● GIVEN DATA:
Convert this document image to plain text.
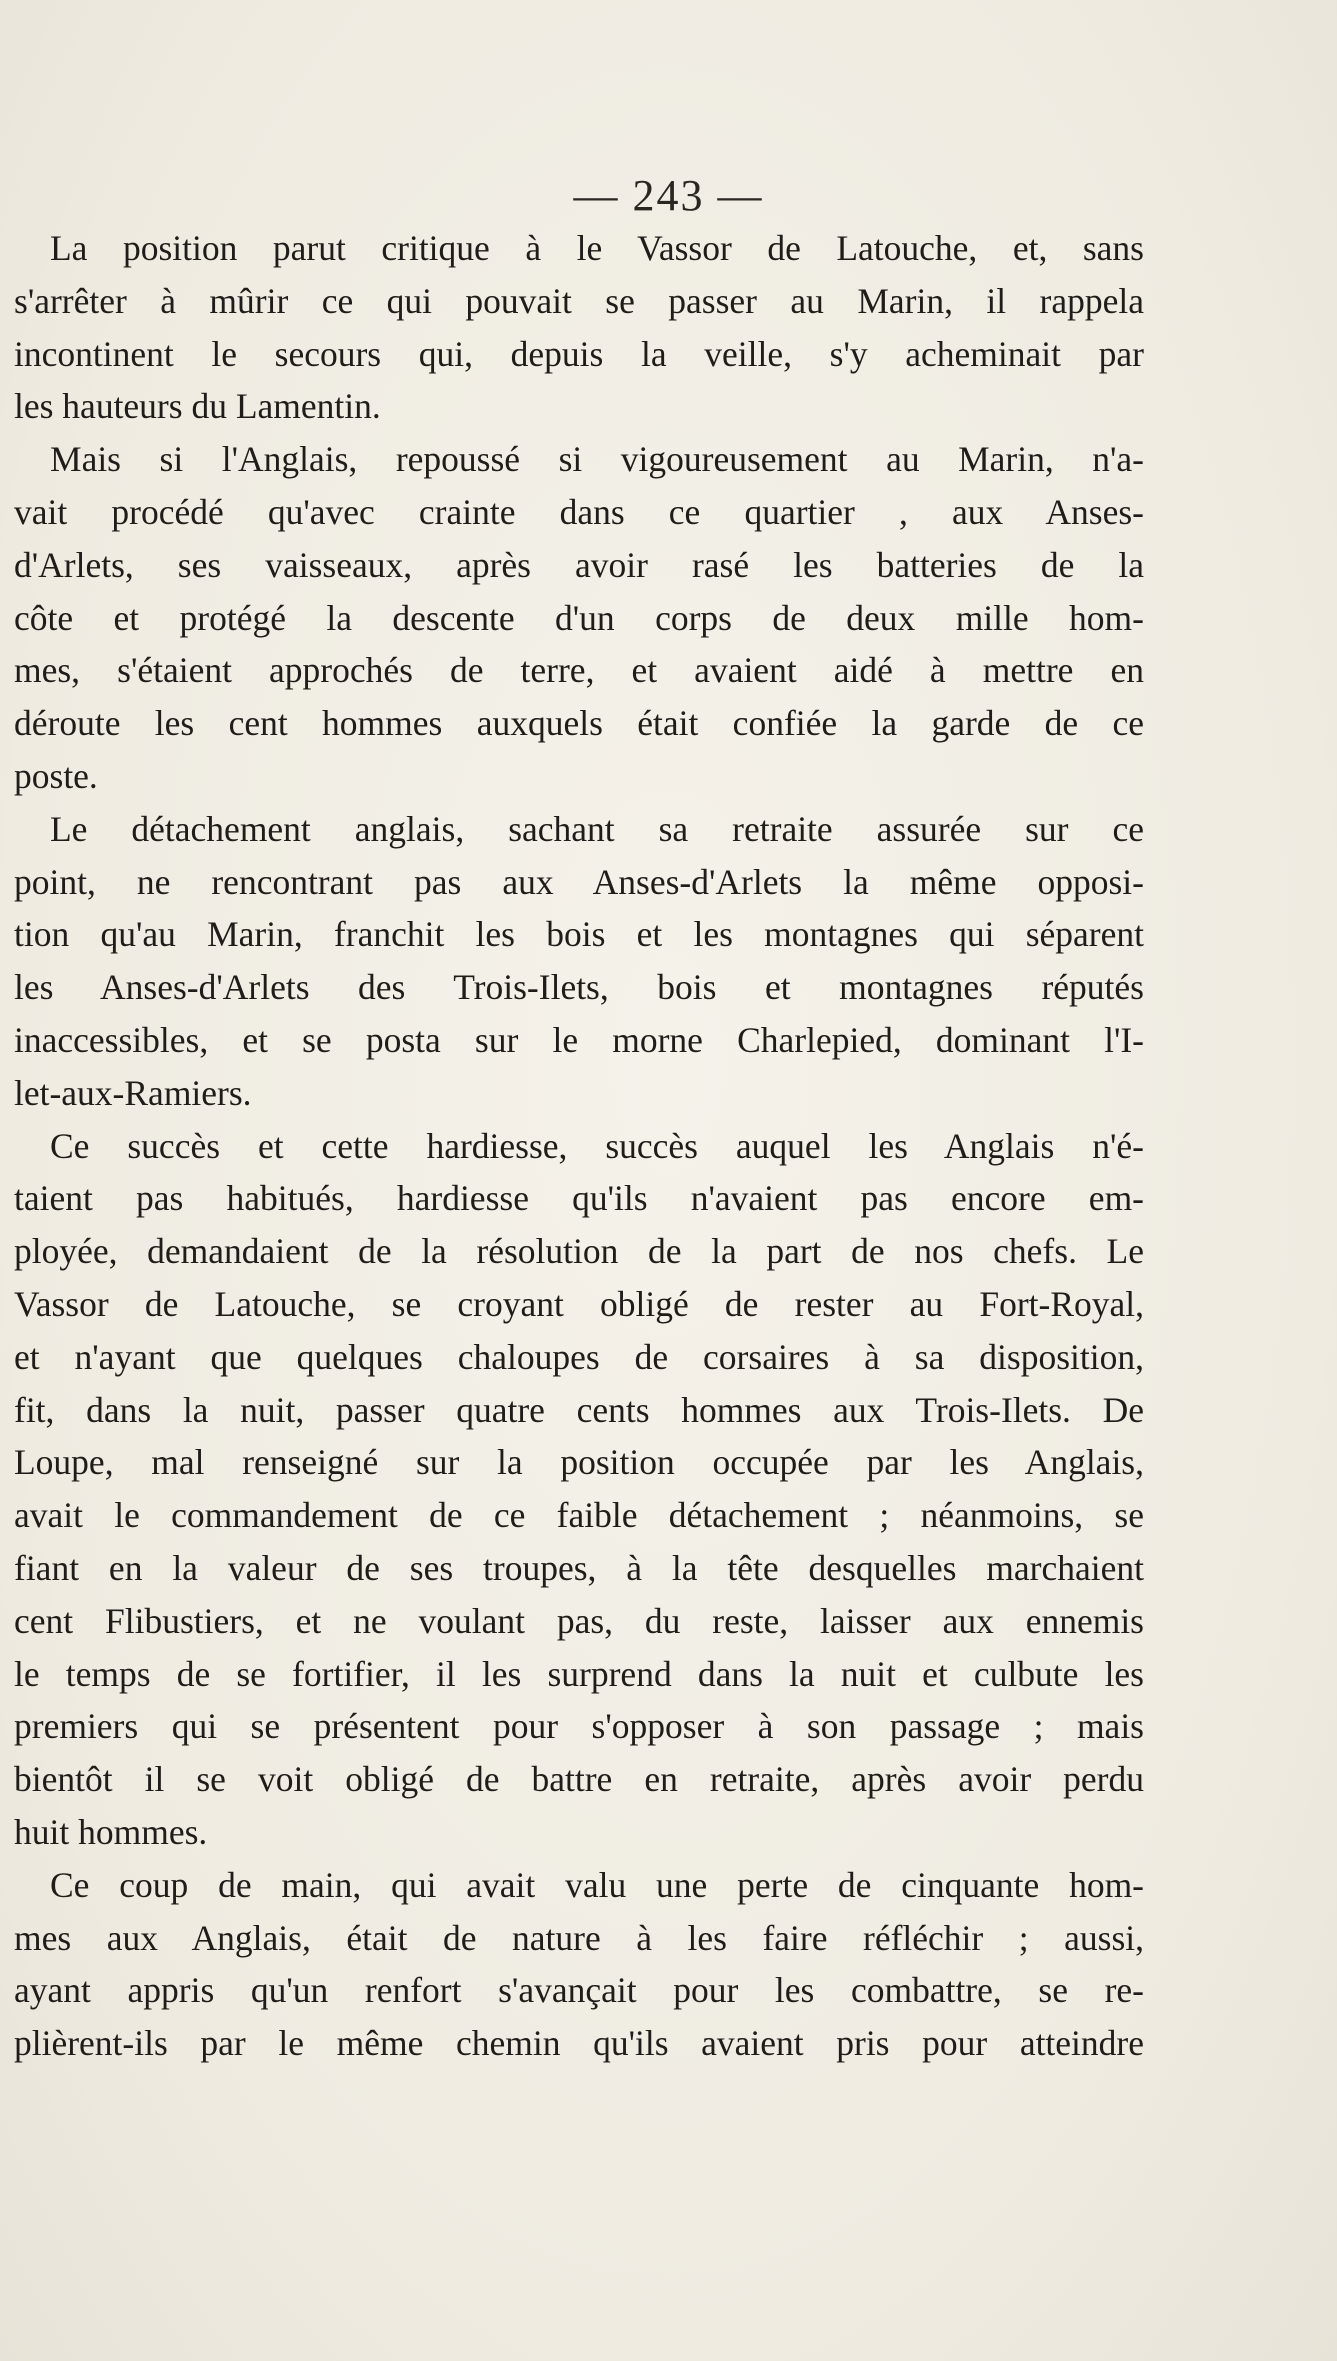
— 243 —
La position parut critique à le Vassor de Latouche, et, sans
s'arrêter à mûrir ce qui pouvait se passer au Marin, il rappela
incontinent le secours qui, depuis la veille, s'y acheminait par
les hauteurs du Lamentin.
Mais si l'Anglais, repoussé si vigoureusement au Marin, n'a-
vait procédé qu'avec crainte dans ce quartier , aux Anses-
d'Arlets, ses vaisseaux, après avoir rasé les batteries de la
côte et protégé la descente d'un corps de deux mille hom-
mes, s'étaient approchés de terre, et avaient aidé à mettre en
déroute les cent hommes auxquels était confiée la garde de ce
poste.
Le détachement anglais, sachant sa retraite assurée sur ce
point, ne rencontrant pas aux Anses-d'Arlets la même opposi-
tion qu'au Marin, franchit les bois et les montagnes qui séparent
les Anses-d'Arlets des Trois-Ilets, bois et montagnes réputés
inaccessibles, et se posta sur le morne Charlepied, dominant l'I-
let-aux-Ramiers.
Ce succès et cette hardiesse, succès auquel les Anglais n'é-
taient pas habitués, hardiesse qu'ils n'avaient pas encore em-
ployée, demandaient de la résolution de la part de nos chefs. Le
Vassor de Latouche, se croyant obligé de rester au Fort-Royal,
et n'ayant que quelques chaloupes de corsaires à sa disposition,
fit, dans la nuit, passer quatre cents hommes aux Trois-Ilets. De
Loupe, mal renseigné sur la position occupée par les Anglais,
avait le commandement de ce faible détachement ; néanmoins, se
fiant en la valeur de ses troupes, à la tête desquelles marchaient
cent Flibustiers, et ne voulant pas, du reste, laisser aux ennemis
le temps de se fortifier, il les surprend dans la nuit et culbute les
premiers qui se présentent pour s'opposer à son passage ; mais
bientôt il se voit obligé de battre en retraite, après avoir perdu
huit hommes.
Ce coup de main, qui avait valu une perte de cinquante hom-
mes aux Anglais, était de nature à les faire réfléchir ; aussi,
ayant appris qu'un renfort s'avançait pour les combattre, se re-
plièrent-ils par le même chemin qu'ils avaient pris pour atteindre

● EXERCISE GOAL:
Show every line above in which the word "avait" occurs.

● IN RESPONSE:
avait le commandement de ce faible détachement ; néanmoins, se
Ce coup de main, qui avait valu une perte de cinquante hom-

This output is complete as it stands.